### [What is required]
Restate each of the lines given below, word for word.

# start of Record list

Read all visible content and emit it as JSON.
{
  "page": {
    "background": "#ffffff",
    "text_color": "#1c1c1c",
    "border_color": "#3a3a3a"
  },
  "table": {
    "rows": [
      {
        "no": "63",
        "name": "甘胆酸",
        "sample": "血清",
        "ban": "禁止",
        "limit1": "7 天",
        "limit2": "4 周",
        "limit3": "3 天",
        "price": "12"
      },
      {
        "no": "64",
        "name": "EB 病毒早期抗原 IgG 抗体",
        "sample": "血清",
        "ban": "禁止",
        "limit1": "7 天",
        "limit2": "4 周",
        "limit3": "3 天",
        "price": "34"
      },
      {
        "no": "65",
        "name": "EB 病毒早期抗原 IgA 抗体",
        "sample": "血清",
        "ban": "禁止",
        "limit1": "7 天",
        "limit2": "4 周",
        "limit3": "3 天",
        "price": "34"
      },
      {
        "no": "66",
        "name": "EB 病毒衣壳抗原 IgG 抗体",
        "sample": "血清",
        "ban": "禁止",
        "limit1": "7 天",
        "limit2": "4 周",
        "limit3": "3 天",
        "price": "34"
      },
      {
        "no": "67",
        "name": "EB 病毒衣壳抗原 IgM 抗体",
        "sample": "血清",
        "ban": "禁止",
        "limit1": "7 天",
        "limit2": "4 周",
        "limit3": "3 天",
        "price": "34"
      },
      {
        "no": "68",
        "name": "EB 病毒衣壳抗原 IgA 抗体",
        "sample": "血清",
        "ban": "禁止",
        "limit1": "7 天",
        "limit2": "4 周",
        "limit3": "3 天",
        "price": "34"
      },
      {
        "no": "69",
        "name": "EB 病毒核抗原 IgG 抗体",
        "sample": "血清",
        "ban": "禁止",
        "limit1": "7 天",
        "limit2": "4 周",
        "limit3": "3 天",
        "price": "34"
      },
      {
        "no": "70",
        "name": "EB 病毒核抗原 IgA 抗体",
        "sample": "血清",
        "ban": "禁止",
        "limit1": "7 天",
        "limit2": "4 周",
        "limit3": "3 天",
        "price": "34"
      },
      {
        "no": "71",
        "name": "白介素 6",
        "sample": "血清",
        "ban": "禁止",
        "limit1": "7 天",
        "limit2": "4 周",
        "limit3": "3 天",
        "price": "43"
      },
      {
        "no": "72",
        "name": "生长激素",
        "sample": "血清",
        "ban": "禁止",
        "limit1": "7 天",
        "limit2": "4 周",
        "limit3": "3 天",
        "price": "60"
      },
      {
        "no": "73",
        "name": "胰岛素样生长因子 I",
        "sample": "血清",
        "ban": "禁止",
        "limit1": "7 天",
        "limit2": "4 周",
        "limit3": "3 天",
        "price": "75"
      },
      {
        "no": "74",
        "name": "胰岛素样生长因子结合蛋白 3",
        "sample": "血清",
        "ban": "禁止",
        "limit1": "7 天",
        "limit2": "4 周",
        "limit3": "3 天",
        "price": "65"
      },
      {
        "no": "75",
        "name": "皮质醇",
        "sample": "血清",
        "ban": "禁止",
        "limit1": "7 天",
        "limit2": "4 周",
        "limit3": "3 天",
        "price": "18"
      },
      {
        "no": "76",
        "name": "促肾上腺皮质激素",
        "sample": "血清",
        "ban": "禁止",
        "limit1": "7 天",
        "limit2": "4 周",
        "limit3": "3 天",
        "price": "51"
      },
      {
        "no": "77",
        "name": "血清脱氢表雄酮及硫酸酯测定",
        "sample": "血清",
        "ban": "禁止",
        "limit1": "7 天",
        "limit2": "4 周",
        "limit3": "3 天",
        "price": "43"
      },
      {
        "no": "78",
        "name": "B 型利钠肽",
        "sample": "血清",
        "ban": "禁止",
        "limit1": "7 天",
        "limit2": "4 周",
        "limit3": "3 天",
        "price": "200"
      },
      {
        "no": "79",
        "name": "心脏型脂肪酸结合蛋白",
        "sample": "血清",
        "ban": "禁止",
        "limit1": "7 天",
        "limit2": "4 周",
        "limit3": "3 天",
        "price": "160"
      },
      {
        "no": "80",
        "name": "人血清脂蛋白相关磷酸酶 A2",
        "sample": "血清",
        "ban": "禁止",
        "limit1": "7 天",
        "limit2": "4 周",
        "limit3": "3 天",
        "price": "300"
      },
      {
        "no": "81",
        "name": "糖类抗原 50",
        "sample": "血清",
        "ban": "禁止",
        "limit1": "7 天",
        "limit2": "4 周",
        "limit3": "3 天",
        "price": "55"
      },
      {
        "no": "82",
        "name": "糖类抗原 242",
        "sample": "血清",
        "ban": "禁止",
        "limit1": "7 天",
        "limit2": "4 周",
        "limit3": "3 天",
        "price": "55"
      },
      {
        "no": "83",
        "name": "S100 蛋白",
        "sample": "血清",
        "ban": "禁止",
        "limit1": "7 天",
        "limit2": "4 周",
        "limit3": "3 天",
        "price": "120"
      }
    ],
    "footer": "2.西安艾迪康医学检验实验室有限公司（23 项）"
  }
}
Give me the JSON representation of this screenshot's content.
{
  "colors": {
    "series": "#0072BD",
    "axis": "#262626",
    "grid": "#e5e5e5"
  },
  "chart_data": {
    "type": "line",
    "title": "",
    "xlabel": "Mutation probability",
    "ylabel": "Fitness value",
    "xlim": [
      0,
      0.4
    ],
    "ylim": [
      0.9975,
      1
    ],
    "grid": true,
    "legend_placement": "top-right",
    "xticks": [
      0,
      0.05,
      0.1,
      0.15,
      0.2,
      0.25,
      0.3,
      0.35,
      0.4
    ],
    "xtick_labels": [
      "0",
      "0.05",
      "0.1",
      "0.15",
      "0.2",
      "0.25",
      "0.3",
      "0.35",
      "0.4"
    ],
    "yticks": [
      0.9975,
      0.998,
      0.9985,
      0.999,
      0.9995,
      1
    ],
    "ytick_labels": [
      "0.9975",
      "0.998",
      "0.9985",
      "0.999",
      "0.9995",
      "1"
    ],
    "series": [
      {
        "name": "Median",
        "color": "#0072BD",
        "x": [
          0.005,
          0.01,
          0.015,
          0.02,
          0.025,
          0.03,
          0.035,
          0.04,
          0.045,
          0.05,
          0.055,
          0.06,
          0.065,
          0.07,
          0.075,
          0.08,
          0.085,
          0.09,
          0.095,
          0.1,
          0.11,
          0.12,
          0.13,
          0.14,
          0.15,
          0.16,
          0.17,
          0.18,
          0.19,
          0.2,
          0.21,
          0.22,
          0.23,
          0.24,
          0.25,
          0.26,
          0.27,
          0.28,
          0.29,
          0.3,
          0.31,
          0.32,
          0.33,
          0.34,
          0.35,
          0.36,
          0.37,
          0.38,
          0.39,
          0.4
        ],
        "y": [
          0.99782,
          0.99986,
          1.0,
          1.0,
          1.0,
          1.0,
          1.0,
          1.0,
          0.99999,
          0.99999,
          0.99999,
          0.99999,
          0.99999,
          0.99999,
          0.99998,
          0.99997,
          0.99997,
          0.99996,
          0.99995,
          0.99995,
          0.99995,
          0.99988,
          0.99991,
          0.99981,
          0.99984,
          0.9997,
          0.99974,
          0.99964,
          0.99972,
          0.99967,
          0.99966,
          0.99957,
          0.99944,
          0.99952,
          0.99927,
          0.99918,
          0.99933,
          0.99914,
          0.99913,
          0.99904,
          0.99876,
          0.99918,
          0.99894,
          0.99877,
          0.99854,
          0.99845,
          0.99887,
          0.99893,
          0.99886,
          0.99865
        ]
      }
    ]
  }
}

# end of Record list

### [Solution for this problem]
Read all visible content and emit it as JSON.
{
  "page": {
    "background": "#ffffff",
    "text_color": "#1c1c1c",
    "border_color": "#3a3a3a"
  },
  "table": {
    "rows": [
      {
        "no": "63",
        "name": "甘胆酸",
        "sample": "血清",
        "ban": "禁止",
        "limit1": "7 天",
        "limit2": "4 周",
        "limit3": "3 天",
        "price": "12"
      },
      {
        "no": "64",
        "name": "EB 病毒早期抗原 IgG 抗体",
        "sample": "血清",
        "ban": "禁止",
        "limit1": "7 天",
        "limit2": "4 周",
        "limit3": "3 天",
        "price": "34"
      },
      {
        "no": "65",
        "name": "EB 病毒早期抗原 IgA 抗体",
        "sample": "血清",
        "ban": "禁止",
        "limit1": "7 天",
        "limit2": "4 周",
        "limit3": "3 天",
        "price": "34"
      },
      {
        "no": "66",
        "name": "EB 病毒衣壳抗原 IgG 抗体",
        "sample": "血清",
        "ban": "禁止",
        "limit1": "7 天",
        "limit2": "4 周",
        "limit3": "3 天",
        "price": "34"
      },
      {
        "no": "67",
        "name": "EB 病毒衣壳抗原 IgM 抗体",
        "sample": "血清",
        "ban": "禁止",
        "limit1": "7 天",
        "limit2": "4 周",
        "limit3": "3 天",
        "price": "34"
      },
      {
        "no": "68",
        "name": "EB 病毒衣壳抗原 IgA 抗体",
        "sample": "血清",
        "ban": "禁止",
        "limit1": "7 天",
        "limit2": "4 周",
        "limit3": "3 天",
        "price": "34"
      },
      {
        "no": "69",
        "name": "EB 病毒核抗原 IgG 抗体",
        "sample": "血清",
        "ban": "禁止",
        "limit1": "7 天",
        "limit2": "4 周",
        "limit3": "3 天",
        "price": "34"
      },
      {
        "no": "70",
        "name": "EB 病毒核抗原 IgA 抗体",
        "sample": "血清",
        "ban": "禁止",
        "limit1": "7 天",
        "limit2": "4 周",
        "limit3": "3 天",
        "price": "34"
      },
      {
        "no": "71",
        "name": "白介素 6",
        "sample": "血清",
        "ban": "禁止",
        "limit1": "7 天",
        "limit2": "4 周",
        "limit3": "3 天",
        "price": "43"
      },
      {
        "no": "72",
        "name": "生长激素",
        "sample": "血清",
        "ban": "禁止",
        "limit1": "7 天",
        "limit2": "4 周",
        "limit3": "3 天",
        "price": "60"
      },
      {
        "no": "73",
        "name": "胰岛素样生长因子 I",
        "sample": "血清",
        "ban": "禁止",
        "limit1": "7 天",
        "limit2": "4 周",
        "limit3": "3 天",
        "price": "75"
      },
      {
        "no": "74",
        "name": "胰岛素样生长因子结合蛋白 3",
        "sample": "血清",
        "ban": "禁止",
        "limit1": "7 天",
        "limit2": "4 周",
        "limit3": "3 天",
        "price": "65"
      },
      {
        "no": "75",
        "name": "皮质醇",
        "sample": "血清",
        "ban": "禁止",
        "limit1": "7 天",
        "limit2": "4 周",
        "limit3": "3 天",
        "price": "18"
      },
      {
        "no": "76",
        "name": "促肾上腺皮质激素",
        "sample": "血清",
        "ban": "禁止",
        "limit1": "7 天",
        "limit2": "4 周",
        "limit3": "3 天",
        "price": "51"
      },
      {
        "no": "77",
        "name": "血清脱氢表雄酮及硫酸酯测定",
        "sample": "血清",
        "ban": "禁止",
        "limit1": "7 天",
        "limit2": "4 周",
        "limit3": "3 天",
        "price": "43"
      },
      {
        "no": "78",
        "name": "B 型利钠肽",
        "sample": "血清",
        "ban": "禁止",
        "limit1": "7 天",
        "limit2": "4 周",
        "limit3": "3 天",
        "price": "200"
      },
      {
        "no": "79",
        "name": "心脏型脂肪酸结合蛋白",
        "sample": "血清",
        "ban": "禁止",
        "limit1": "7 天",
        "limit2": "4 周",
        "limit3": "3 天",
        "price": "160"
      },
      {
        "no": "80",
        "name": "人血清脂蛋白相关磷酸酶 A2",
        "sample": "血清",
        "ban": "禁止",
        "limit1": "7 天",
        "limit2": "4 周",
        "limit3": "3 天",
        "price": "300"
      },
      {
        "no": "81",
        "name": "糖类抗原 50",
        "sample": "血清",
        "ban": "禁止",
        "limit1": "7 天",
        "limit2": "4 周",
        "limit3": "3 天",
        "price": "55"
      },
      {
        "no": "82",
        "name": "糖类抗原 242",
        "sample": "血清",
        "ban": "禁止",
        "limit1": "7 天",
        "limit2": "4 周",
        "limit3": "3 天",
        "price": "55"
      },
      {
        "no": "83",
        "name": "S100 蛋白",
        "sample": "血清",
        "ban": "禁止",
        "limit1": "7 天",
        "limit2": "4 周",
        "limit3": "3 天",
        "price": "120"
      }
    ],
    "footer": "2.西安艾迪康医学检验实验室有限公司（23 项）"
  }
}
Give me the JSON representation of this screenshot's content.
{
  "colors": {
    "series": "#0072BD",
    "axis": "#262626",
    "grid": "#e5e5e5"
  },
  "chart_data": {
    "type": "line",
    "title": "",
    "xlabel": "Mutation probability",
    "ylabel": "Fitness value",
    "xlim": [
      0,
      0.4
    ],
    "ylim": [
      0.9975,
      1
    ],
    "grid": true,
    "legend_placement": "top-right",
    "xticks": [
      0,
      0.05,
      0.1,
      0.15,
      0.2,
      0.25,
      0.3,
      0.35,
      0.4
    ],
    "xtick_labels": [
      "0",
      "0.05",
      "0.1",
      "0.15",
      "0.2",
      "0.25",
      "0.3",
      "0.35",
      "0.4"
    ],
    "yticks": [
      0.9975,
      0.998,
      0.9985,
      0.999,
      0.9995,
      1
    ],
    "ytick_labels": [
      "0.9975",
      "0.998",
      "0.9985",
      "0.999",
      "0.9995",
      "1"
    ],
    "series": [
      {
        "name": "Median",
        "color": "#0072BD",
        "x": [
          0.005,
          0.01,
          0.015,
          0.02,
          0.025,
          0.03,
          0.035,
          0.04,
          0.045,
          0.05,
          0.055,
          0.06,
          0.065,
          0.07,
          0.075,
          0.08,
          0.085,
          0.09,
          0.095,
          0.1,
          0.11,
          0.12,
          0.13,
          0.14,
          0.15,
          0.16,
          0.17,
          0.18,
          0.19,
          0.2,
          0.21,
          0.22,
          0.23,
          0.24,
          0.25,
          0.26,
          0.27,
          0.28,
          0.29,
          0.3,
          0.31,
          0.32,
          0.33,
          0.34,
          0.35,
          0.36,
          0.37,
          0.38,
          0.39,
          0.4
        ],
        "y": [
          0.99782,
          0.99986,
          1.0,
          1.0,
          1.0,
          1.0,
          1.0,
          1.0,
          0.99999,
          0.99999,
          0.99999,
          0.99999,
          0.99999,
          0.99999,
          0.99998,
          0.99997,
          0.99997,
          0.99996,
          0.99995,
          0.99995,
          0.99995,
          0.99988,
          0.99991,
          0.99981,
          0.99984,
          0.9997,
          0.99974,
          0.99964,
          0.99972,
          0.99967,
          0.99966,
          0.99957,
          0.99944,
          0.99952,
          0.99927,
          0.99918,
          0.99933,
          0.99914,
          0.99913,
          0.99904,
          0.99876,
          0.99918,
          0.99894,
          0.99877,
          0.99854,
          0.99845,
          0.99887,
          0.99893,
          0.99886,
          0.99865
        ]
      }
    ]
  }
}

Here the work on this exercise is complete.